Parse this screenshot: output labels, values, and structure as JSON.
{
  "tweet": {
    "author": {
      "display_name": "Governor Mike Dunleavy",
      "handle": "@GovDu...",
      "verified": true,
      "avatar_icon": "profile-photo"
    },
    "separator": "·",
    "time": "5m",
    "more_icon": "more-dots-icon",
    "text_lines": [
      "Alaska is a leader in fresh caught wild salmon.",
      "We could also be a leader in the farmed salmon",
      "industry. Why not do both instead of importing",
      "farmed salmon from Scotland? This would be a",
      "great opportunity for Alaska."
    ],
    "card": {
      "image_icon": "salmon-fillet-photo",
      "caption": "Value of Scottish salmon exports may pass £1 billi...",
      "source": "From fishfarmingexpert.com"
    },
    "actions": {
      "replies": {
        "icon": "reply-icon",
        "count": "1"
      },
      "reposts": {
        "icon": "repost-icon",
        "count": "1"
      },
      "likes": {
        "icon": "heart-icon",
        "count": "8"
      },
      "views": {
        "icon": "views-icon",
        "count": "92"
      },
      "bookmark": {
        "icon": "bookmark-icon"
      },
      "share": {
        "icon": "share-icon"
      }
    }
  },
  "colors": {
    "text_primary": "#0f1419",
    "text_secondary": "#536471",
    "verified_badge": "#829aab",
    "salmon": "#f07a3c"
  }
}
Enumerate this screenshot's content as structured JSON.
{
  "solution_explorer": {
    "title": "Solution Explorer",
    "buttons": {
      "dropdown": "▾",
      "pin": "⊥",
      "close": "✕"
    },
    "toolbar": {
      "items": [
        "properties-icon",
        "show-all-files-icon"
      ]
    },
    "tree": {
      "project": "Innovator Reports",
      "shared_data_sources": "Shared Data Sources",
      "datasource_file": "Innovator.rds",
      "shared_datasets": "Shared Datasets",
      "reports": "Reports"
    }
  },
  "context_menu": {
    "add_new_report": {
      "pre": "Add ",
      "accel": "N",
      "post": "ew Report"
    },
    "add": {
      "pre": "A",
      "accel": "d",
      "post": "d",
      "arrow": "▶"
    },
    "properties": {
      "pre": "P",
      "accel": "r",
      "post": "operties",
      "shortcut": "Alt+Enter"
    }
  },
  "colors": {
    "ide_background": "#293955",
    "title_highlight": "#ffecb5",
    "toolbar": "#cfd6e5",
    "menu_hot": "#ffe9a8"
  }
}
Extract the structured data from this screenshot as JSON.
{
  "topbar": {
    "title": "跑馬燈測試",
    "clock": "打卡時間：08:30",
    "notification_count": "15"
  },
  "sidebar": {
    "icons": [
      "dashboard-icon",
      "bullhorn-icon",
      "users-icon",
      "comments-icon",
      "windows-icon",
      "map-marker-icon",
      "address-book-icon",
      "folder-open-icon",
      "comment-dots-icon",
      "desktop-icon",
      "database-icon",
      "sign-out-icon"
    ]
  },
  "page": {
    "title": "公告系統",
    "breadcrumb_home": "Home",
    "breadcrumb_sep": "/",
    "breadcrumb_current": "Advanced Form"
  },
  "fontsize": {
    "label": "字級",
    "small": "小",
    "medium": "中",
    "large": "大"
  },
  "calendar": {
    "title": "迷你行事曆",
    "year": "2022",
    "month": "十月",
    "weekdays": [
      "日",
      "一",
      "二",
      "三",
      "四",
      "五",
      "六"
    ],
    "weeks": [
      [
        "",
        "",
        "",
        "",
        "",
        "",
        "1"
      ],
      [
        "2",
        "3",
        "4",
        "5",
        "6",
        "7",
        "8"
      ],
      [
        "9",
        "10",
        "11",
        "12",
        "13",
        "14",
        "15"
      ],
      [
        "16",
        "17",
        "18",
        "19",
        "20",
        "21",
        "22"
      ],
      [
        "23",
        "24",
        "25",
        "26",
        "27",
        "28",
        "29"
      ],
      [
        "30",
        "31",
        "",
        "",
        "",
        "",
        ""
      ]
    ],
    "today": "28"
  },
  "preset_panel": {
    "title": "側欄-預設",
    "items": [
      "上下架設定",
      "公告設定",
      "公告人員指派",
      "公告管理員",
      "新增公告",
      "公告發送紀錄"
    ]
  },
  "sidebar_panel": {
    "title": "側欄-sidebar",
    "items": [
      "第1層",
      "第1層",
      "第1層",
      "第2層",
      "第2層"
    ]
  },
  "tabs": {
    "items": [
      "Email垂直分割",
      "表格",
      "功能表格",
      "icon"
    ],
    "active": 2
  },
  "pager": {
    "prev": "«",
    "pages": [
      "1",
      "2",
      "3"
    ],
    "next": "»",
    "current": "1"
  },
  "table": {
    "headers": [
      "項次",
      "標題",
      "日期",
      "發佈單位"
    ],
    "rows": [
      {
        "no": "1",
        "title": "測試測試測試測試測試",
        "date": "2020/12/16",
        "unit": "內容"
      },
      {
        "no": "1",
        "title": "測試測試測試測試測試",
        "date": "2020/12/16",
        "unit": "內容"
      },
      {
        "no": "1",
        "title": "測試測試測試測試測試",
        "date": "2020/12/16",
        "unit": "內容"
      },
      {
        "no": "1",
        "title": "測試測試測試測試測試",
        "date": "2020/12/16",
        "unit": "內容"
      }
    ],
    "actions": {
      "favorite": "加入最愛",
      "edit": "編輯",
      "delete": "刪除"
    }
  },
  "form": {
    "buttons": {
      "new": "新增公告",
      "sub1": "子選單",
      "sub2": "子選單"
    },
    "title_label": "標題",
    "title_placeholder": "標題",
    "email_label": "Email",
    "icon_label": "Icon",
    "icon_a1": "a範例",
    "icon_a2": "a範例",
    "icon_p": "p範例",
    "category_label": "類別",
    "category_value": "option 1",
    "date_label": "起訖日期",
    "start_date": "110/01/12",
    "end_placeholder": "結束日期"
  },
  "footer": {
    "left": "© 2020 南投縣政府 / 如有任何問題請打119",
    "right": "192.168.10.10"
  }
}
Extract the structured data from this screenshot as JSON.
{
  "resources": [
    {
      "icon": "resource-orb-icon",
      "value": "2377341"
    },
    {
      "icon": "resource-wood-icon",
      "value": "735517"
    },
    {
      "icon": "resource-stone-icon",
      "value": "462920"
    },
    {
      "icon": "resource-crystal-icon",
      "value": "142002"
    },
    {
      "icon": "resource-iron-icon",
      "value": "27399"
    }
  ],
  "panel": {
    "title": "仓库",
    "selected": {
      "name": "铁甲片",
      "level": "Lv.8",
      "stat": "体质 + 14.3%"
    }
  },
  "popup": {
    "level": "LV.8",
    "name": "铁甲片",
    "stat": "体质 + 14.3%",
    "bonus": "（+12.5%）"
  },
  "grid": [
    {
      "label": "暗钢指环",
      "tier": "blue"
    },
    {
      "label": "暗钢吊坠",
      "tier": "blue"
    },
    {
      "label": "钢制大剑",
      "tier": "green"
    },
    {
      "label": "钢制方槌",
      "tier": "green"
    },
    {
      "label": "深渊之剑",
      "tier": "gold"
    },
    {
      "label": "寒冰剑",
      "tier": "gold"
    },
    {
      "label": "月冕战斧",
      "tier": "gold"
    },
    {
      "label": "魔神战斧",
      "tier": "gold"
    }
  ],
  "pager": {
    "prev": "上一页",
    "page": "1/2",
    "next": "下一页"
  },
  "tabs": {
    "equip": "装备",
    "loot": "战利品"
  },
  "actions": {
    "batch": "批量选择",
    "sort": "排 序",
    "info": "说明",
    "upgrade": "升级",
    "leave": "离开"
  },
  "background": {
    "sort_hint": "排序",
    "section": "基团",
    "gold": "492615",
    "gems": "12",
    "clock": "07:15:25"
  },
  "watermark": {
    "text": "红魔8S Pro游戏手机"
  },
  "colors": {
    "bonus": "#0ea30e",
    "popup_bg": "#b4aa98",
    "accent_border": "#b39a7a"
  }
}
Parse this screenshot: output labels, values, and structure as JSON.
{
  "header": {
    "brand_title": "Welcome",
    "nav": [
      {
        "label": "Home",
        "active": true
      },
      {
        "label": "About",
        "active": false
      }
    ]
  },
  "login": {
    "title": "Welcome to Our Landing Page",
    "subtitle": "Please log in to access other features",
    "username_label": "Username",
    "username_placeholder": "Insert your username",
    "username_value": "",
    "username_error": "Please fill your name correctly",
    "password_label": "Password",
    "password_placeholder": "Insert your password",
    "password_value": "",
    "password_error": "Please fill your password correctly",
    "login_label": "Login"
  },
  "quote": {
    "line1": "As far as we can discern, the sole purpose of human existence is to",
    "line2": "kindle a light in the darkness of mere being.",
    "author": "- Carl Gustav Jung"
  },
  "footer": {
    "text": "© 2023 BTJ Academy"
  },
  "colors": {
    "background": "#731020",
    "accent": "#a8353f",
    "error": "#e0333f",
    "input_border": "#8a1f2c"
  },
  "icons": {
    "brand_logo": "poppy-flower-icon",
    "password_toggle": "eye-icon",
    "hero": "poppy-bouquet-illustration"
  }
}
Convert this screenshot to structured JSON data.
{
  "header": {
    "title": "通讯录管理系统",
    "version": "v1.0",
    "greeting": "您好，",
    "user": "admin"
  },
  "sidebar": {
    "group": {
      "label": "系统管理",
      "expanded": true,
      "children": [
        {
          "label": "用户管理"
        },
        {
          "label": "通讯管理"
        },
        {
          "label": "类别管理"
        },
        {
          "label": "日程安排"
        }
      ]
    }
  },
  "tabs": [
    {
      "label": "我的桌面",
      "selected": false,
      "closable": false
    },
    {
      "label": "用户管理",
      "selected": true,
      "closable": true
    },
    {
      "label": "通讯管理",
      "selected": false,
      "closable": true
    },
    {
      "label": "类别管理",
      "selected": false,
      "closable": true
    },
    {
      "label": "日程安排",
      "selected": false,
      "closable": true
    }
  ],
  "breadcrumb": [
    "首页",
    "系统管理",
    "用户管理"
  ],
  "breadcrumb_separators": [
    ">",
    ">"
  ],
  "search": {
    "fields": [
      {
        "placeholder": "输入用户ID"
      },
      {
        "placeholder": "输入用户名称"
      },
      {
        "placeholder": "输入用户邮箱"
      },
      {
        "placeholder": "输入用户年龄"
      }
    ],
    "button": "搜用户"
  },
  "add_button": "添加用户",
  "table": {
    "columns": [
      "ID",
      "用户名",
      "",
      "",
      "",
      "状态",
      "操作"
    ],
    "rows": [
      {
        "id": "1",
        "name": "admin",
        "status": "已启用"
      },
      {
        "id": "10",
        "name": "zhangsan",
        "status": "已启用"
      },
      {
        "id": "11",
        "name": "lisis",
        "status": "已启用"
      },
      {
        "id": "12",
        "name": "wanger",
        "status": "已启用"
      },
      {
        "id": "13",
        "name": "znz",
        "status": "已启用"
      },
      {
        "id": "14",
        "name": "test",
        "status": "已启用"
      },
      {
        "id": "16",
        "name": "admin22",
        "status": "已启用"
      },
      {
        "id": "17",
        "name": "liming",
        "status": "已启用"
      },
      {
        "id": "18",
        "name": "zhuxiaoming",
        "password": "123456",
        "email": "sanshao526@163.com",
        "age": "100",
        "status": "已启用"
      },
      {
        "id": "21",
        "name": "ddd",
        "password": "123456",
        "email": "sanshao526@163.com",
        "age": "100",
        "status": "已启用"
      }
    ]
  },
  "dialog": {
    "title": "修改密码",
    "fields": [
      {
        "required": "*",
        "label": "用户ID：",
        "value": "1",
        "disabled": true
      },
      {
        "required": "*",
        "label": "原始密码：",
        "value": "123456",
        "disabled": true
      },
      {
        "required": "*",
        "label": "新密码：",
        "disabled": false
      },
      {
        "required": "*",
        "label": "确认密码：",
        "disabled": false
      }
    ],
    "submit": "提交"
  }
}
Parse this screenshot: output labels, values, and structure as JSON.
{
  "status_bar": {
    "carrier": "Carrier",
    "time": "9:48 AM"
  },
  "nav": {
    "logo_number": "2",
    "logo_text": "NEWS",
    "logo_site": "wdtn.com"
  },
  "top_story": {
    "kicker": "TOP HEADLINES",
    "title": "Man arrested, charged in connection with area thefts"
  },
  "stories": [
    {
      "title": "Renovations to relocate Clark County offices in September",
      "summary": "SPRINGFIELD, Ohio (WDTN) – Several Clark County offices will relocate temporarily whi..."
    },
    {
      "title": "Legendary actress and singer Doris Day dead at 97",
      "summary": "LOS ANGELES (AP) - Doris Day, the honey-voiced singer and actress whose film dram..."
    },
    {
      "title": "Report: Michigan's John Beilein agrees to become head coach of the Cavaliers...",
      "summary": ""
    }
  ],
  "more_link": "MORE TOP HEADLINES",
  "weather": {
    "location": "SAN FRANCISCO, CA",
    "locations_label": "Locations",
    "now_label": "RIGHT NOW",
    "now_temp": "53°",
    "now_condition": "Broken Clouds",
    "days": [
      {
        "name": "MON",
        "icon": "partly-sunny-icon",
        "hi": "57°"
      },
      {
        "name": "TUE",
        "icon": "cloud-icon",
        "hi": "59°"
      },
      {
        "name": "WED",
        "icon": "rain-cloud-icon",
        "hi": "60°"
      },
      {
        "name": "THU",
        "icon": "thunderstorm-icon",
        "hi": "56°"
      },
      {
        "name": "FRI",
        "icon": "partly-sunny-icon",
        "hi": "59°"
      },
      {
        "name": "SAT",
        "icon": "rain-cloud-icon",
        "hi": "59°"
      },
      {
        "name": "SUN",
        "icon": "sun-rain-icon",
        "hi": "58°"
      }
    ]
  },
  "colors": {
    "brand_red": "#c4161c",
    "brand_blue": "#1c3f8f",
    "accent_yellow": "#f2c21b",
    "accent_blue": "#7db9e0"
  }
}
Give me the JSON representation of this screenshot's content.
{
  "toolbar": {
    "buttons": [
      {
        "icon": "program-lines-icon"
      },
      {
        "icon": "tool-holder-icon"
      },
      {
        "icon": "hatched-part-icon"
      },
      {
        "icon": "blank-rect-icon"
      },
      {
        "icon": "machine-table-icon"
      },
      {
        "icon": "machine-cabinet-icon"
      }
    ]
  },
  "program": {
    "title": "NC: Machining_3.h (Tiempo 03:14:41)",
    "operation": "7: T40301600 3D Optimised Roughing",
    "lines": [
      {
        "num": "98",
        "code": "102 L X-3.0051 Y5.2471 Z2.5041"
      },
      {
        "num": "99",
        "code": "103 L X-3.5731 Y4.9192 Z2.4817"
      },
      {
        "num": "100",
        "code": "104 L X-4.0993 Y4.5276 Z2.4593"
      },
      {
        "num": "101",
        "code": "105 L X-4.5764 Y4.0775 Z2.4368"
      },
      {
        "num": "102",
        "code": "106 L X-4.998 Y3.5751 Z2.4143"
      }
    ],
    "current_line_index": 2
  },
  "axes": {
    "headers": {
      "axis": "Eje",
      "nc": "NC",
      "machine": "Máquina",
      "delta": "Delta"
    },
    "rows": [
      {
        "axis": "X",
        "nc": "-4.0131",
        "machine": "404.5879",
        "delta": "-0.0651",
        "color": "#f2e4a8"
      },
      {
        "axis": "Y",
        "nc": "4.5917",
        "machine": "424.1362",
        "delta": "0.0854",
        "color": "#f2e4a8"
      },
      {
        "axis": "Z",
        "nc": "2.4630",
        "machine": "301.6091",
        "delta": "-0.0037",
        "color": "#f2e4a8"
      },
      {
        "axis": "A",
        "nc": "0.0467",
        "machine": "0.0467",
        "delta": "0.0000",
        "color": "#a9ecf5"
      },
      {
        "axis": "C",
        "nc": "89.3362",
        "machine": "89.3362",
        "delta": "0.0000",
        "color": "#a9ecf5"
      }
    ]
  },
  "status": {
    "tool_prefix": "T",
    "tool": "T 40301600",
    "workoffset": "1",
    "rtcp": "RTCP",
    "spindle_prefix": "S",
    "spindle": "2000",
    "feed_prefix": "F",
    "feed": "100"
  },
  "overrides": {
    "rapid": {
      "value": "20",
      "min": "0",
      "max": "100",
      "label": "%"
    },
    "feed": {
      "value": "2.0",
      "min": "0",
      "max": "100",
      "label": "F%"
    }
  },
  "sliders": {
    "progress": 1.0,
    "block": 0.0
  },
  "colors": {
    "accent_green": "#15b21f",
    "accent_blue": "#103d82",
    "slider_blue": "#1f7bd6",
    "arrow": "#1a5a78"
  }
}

----

#### Task goal
Work out the count of lines containing the word "offices", then write only that count.

#### Right answer
2